### Short task
Please repeat all of the listing exactly.

### Excerpt from a dataset
--- Begin ---
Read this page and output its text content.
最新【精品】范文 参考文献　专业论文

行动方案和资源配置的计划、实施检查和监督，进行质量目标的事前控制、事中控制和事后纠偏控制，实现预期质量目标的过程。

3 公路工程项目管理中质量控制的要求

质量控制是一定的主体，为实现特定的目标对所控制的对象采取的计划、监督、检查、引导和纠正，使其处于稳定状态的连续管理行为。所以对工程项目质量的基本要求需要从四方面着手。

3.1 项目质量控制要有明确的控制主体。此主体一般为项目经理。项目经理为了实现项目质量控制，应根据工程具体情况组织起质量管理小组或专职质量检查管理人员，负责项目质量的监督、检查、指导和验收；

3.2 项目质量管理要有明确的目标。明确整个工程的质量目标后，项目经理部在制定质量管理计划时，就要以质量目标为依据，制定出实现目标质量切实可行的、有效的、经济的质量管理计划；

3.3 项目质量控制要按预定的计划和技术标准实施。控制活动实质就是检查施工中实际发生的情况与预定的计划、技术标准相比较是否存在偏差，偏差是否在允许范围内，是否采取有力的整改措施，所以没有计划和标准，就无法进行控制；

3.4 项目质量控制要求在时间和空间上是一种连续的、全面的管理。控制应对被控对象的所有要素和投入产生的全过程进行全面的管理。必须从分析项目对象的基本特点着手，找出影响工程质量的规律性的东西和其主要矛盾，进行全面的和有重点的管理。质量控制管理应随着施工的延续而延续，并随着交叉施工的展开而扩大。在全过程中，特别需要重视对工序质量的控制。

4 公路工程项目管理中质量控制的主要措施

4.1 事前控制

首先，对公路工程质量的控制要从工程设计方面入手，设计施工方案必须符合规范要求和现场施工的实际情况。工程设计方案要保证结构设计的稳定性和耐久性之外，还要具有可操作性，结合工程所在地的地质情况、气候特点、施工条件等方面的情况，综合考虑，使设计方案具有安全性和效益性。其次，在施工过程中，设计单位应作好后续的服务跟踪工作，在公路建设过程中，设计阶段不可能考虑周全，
--- End ---
### Answer in full
Read this page and output its text content.
最新【精品】范文 参考文献　专业论文

行动方案和资源配置的计划、实施检查和监督，进行质量目标的事前控制、事中控制和事后纠偏控制，实现预期质量目标的过程。

3 公路工程项目管理中质量控制的要求

质量控制是一定的主体，为实现特定的目标对所控制的对象采取的计划、监督、检查、引导和纠正，使其处于稳定状态的连续管理行为。所以对工程项目质量的基本要求需要从四方面着手。

3.1 项目质量控制要有明确的控制主体。此主体一般为项目经理。项目经理为了实现项目质量控制，应根据工程具体情况组织起质量管理小组或专职质量检查管理人员，负责项目质量的监督、检查、指导和验收；

3.2 项目质量管理要有明确的目标。明确整个工程的质量目标后，项目经理部在制定质量管理计划时，就要以质量目标为依据，制定出实现目标质量切实可行的、有效的、经济的质量管理计划；

3.3 项目质量控制要按预定的计划和技术标准实施。控制活动实质就是检查施工中实际发生的情况与预定的计划、技术标准相比较是否存在偏差，偏差是否在允许范围内，是否采取有力的整改措施，所以没有计划和标准，就无法进行控制；

3.4 项目质量控制要求在时间和空间上是一种连续的、全面的管理。控制应对被控对象的所有要素和投入产生的全过程进行全面的管理。必须从分析项目对象的基本特点着手，找出影响工程质量的规律性的东西和其主要矛盾，进行全面的和有重点的管理。质量控制管理应随着施工的延续而延续，并随着交叉施工的展开而扩大。在全过程中，特别需要重视对工序质量的控制。

4 公路工程项目管理中质量控制的主要措施

4.1 事前控制

首先，对公路工程质量的控制要从工程设计方面入手，设计施工方案必须符合规范要求和现场施工的实际情况。工程设计方案要保证结构设计的稳定性和耐久性之外，还要具有可操作性，结合工程所在地的地质情况、气候特点、施工条件等方面的情况，综合考虑，使设计方案具有安全性和效益性。其次，在施工过程中，设计单位应作好后续的服务跟踪工作，在公路建设过程中，设计阶段不可能考虑周全，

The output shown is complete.